= WORK TO BE COMPLETED =
Copy every line in which the string "screenshot" occurs.

-- Begin --

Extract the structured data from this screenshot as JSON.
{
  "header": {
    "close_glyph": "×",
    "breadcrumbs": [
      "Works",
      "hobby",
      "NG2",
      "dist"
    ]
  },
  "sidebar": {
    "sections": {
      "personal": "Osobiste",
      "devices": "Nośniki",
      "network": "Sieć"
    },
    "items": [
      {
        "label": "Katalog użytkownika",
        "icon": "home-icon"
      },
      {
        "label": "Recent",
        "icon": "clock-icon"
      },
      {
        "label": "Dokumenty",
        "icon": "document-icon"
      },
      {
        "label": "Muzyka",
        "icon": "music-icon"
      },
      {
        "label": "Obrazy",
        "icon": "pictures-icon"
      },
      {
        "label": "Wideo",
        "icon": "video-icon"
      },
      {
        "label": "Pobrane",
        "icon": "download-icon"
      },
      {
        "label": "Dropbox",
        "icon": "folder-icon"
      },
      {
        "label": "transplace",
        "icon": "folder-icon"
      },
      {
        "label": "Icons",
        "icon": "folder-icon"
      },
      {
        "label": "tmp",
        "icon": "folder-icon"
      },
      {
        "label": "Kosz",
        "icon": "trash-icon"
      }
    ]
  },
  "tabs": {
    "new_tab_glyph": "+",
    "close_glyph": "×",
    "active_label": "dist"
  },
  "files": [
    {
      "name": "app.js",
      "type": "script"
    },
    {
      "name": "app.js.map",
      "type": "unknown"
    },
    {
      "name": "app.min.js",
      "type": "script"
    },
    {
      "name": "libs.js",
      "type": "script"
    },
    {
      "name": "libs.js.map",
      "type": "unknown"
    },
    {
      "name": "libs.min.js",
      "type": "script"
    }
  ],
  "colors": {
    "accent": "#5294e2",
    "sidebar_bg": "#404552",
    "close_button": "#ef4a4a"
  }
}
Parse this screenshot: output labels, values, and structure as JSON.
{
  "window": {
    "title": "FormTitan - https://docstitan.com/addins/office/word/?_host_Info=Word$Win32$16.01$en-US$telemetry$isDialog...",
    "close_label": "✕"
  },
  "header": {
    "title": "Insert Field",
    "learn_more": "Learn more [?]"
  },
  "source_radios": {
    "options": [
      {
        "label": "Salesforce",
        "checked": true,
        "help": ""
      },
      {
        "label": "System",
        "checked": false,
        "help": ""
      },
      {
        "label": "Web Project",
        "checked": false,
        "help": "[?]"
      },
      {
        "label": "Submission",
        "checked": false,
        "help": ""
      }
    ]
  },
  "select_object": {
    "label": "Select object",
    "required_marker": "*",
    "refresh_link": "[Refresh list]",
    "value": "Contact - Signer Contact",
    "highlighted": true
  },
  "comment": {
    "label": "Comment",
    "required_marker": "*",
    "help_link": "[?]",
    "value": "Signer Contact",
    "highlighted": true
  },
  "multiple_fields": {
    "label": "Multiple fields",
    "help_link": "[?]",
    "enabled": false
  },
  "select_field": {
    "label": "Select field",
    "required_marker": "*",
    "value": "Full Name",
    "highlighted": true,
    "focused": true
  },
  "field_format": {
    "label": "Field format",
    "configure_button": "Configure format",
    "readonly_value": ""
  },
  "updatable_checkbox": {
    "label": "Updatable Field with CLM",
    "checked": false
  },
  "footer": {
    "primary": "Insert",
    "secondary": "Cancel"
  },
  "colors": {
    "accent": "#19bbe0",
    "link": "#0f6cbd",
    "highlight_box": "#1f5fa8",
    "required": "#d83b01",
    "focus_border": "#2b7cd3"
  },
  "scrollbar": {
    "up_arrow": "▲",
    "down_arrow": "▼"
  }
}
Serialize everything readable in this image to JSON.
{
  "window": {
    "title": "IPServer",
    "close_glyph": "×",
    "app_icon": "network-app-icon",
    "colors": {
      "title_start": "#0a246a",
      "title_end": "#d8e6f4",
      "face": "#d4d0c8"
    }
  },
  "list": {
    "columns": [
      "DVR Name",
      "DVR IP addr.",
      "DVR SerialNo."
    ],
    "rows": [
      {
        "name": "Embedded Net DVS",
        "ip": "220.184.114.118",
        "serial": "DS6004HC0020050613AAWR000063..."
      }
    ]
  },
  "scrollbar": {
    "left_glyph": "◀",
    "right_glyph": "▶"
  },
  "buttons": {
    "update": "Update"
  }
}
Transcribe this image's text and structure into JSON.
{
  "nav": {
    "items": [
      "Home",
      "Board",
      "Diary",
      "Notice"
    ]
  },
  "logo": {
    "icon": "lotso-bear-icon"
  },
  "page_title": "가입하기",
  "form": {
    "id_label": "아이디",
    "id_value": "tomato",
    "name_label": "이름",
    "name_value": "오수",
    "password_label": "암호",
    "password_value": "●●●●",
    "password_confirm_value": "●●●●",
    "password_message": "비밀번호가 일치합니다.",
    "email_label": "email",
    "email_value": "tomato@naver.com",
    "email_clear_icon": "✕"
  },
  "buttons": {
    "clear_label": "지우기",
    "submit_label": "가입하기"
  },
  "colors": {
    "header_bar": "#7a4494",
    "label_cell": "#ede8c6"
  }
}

-- End --

= EXPECTED ANSWER =
Extract the structured data from this screenshot as JSON.
Parse this screenshot: output labels, values, and structure as JSON.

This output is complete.